GIVEN TASK:
Collect the lines of the entries where "After" shows up.

■ ■ ■ ■ ■

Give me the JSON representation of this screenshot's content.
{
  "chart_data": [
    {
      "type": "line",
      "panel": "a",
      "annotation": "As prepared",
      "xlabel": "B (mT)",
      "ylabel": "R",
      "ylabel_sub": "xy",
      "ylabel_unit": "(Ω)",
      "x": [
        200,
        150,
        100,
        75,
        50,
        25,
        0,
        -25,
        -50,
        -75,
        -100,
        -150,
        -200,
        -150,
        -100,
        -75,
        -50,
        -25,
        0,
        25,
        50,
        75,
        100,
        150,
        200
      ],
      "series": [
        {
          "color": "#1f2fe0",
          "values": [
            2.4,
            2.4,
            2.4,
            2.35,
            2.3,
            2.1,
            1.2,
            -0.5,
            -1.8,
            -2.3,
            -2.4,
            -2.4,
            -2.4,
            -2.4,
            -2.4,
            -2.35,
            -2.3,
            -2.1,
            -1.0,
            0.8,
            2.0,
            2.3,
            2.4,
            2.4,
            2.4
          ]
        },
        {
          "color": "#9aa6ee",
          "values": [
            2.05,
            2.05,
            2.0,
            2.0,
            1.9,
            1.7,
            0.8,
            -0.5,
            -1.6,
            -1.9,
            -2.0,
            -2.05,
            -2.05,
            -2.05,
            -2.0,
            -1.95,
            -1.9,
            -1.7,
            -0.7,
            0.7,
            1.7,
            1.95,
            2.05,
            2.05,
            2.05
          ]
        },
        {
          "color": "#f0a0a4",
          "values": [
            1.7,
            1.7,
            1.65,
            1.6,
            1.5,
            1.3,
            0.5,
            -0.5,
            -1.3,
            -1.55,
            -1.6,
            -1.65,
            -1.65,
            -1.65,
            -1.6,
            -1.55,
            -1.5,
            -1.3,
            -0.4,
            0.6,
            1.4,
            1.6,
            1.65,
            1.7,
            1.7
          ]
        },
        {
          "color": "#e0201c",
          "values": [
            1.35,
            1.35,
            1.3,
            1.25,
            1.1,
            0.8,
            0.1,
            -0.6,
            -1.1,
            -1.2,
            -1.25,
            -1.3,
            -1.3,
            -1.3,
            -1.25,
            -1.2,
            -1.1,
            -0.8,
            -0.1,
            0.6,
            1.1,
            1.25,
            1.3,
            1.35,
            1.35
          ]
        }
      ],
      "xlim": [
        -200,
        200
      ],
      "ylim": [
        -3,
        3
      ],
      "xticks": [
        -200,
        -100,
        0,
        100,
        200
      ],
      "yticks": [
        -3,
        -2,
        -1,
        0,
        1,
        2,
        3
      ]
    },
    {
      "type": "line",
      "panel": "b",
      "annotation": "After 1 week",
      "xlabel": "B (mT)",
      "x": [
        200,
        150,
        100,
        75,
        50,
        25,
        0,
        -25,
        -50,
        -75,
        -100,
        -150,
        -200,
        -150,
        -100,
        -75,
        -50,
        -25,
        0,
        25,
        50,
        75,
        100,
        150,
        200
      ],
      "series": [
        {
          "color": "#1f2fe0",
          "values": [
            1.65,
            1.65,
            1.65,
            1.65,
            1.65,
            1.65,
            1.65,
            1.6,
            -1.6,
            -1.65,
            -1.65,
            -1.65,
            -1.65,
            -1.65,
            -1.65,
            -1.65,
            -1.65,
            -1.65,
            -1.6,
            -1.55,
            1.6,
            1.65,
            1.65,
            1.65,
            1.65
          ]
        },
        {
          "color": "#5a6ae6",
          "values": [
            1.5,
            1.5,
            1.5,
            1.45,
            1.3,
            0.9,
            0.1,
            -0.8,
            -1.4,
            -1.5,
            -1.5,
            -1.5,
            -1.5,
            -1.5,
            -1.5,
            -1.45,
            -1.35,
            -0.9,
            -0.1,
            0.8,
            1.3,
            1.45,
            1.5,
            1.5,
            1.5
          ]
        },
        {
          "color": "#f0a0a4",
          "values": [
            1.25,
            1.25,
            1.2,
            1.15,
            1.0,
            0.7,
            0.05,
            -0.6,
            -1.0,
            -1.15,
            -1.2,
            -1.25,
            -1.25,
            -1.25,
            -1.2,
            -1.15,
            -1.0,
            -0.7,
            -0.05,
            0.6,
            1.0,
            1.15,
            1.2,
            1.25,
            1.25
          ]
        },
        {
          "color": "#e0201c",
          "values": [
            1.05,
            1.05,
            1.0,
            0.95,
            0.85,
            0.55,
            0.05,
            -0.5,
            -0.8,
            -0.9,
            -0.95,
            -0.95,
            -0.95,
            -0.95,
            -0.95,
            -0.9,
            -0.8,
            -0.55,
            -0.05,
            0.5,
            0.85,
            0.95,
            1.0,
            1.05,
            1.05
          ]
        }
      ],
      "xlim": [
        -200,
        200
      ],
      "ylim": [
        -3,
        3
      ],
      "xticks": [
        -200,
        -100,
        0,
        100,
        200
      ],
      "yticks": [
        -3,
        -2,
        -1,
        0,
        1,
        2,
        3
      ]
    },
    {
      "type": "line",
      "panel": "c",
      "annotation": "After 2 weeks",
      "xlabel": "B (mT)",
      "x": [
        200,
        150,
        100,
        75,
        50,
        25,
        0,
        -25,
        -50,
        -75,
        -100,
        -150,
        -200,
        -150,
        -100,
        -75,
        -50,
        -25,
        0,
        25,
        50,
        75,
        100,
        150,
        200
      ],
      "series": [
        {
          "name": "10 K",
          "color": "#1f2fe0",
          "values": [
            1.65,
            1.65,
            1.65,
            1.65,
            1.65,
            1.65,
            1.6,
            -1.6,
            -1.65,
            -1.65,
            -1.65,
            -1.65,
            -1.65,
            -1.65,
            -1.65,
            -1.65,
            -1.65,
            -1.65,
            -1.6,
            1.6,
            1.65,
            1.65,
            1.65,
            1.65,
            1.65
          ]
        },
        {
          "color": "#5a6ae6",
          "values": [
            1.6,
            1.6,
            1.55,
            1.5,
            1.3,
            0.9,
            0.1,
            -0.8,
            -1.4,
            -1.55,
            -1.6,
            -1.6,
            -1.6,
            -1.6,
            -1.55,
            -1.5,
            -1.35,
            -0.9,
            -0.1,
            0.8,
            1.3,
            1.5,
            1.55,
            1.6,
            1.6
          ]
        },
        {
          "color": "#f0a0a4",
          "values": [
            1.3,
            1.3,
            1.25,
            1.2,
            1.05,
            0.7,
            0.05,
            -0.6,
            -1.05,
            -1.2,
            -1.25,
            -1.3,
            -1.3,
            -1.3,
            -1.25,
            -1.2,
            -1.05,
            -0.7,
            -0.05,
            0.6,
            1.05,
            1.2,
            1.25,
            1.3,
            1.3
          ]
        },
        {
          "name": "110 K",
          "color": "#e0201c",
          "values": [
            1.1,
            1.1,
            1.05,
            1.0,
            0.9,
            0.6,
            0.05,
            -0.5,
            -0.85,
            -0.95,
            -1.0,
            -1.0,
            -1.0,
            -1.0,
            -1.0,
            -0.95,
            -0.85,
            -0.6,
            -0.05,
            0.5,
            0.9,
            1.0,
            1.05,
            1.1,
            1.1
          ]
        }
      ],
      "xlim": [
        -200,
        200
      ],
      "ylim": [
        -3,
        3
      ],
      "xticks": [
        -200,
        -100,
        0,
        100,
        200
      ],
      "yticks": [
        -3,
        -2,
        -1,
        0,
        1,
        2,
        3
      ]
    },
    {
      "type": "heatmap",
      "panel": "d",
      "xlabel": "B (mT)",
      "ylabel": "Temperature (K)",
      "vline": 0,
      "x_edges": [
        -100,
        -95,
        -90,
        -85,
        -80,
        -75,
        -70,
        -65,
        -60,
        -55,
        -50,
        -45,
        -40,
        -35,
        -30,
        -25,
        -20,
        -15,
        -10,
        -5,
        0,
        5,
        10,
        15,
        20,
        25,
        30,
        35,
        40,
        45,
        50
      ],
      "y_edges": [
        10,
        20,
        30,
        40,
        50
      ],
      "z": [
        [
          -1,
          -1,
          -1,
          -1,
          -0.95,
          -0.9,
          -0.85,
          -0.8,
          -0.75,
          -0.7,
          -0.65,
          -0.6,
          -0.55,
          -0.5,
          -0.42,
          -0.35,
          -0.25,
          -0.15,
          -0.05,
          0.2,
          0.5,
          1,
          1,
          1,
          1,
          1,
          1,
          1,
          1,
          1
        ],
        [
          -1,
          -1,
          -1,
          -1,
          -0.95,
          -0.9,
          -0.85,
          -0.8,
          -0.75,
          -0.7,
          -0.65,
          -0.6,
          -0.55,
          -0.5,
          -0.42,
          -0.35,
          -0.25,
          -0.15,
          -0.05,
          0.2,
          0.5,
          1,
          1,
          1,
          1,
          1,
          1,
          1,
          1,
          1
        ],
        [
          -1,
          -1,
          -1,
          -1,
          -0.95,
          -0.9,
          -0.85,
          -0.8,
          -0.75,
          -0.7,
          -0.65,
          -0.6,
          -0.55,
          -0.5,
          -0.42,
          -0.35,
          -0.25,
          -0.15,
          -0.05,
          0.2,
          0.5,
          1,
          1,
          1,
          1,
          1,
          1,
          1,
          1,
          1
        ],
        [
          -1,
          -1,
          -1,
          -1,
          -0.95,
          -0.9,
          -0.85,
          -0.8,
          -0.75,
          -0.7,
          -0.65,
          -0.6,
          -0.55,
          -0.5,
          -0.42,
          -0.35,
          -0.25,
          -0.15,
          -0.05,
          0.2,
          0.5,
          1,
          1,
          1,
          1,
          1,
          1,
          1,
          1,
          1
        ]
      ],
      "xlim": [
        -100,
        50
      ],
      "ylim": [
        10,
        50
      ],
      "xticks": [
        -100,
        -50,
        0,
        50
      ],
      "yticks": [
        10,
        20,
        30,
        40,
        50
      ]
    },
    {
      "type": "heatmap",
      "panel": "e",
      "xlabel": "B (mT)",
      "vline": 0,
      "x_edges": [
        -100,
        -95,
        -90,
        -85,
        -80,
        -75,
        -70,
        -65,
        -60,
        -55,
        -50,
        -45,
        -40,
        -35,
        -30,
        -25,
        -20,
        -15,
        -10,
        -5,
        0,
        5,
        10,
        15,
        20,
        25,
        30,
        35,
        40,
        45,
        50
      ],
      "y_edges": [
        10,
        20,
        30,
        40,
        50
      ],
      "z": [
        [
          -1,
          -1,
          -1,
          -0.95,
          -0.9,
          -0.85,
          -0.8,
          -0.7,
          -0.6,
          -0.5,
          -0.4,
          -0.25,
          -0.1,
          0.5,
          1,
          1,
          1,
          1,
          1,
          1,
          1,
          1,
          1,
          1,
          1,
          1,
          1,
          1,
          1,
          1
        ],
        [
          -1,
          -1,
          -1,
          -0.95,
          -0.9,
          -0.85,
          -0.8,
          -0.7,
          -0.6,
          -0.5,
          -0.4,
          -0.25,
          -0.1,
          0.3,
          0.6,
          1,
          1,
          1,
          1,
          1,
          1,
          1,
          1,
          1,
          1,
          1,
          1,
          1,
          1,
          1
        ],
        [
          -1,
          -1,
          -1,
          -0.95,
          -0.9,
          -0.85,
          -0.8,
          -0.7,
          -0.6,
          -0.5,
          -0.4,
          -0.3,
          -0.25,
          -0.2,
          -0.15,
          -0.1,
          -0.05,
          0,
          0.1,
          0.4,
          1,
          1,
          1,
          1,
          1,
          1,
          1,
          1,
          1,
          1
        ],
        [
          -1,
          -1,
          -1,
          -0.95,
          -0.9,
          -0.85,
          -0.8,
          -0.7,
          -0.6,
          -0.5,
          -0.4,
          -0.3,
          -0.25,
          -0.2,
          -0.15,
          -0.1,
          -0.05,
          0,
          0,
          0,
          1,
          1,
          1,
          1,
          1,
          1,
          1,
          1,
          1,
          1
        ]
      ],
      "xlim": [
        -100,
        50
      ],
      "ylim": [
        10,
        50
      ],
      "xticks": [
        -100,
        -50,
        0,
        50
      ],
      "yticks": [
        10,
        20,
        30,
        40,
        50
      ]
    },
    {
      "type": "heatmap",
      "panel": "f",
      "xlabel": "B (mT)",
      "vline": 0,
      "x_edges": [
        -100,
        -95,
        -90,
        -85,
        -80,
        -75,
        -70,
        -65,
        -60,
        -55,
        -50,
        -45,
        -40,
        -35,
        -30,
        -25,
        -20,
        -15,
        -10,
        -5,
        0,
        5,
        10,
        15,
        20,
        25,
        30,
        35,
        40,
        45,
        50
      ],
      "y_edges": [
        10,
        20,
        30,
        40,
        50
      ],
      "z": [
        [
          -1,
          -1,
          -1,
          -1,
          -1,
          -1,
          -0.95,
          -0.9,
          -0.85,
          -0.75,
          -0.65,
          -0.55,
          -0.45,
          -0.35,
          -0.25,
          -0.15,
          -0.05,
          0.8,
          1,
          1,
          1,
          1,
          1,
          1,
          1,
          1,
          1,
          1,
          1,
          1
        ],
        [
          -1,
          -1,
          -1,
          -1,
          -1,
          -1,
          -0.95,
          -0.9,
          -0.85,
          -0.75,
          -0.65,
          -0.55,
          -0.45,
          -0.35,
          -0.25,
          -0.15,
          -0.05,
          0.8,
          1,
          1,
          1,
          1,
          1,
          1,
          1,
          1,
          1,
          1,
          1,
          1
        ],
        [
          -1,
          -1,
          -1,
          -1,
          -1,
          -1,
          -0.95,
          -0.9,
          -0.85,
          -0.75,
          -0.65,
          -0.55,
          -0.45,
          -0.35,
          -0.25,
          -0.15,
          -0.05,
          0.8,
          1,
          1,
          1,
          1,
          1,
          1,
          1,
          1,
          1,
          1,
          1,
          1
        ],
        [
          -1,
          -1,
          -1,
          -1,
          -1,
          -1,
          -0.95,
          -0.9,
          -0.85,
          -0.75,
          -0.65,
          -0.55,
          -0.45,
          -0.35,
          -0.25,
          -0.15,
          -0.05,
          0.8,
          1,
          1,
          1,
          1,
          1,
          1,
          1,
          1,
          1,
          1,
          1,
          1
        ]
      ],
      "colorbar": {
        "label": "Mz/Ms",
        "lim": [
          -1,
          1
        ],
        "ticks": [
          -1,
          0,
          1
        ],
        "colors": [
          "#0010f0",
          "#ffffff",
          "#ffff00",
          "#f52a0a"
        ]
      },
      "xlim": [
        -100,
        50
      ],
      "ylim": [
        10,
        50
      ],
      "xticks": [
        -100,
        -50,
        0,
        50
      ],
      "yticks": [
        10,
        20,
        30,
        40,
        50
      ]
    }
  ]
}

■ ■ ■ ■ ■

ANSWER:
      "annotation": "After 1 week",
      "annotation": "After 2 weeks",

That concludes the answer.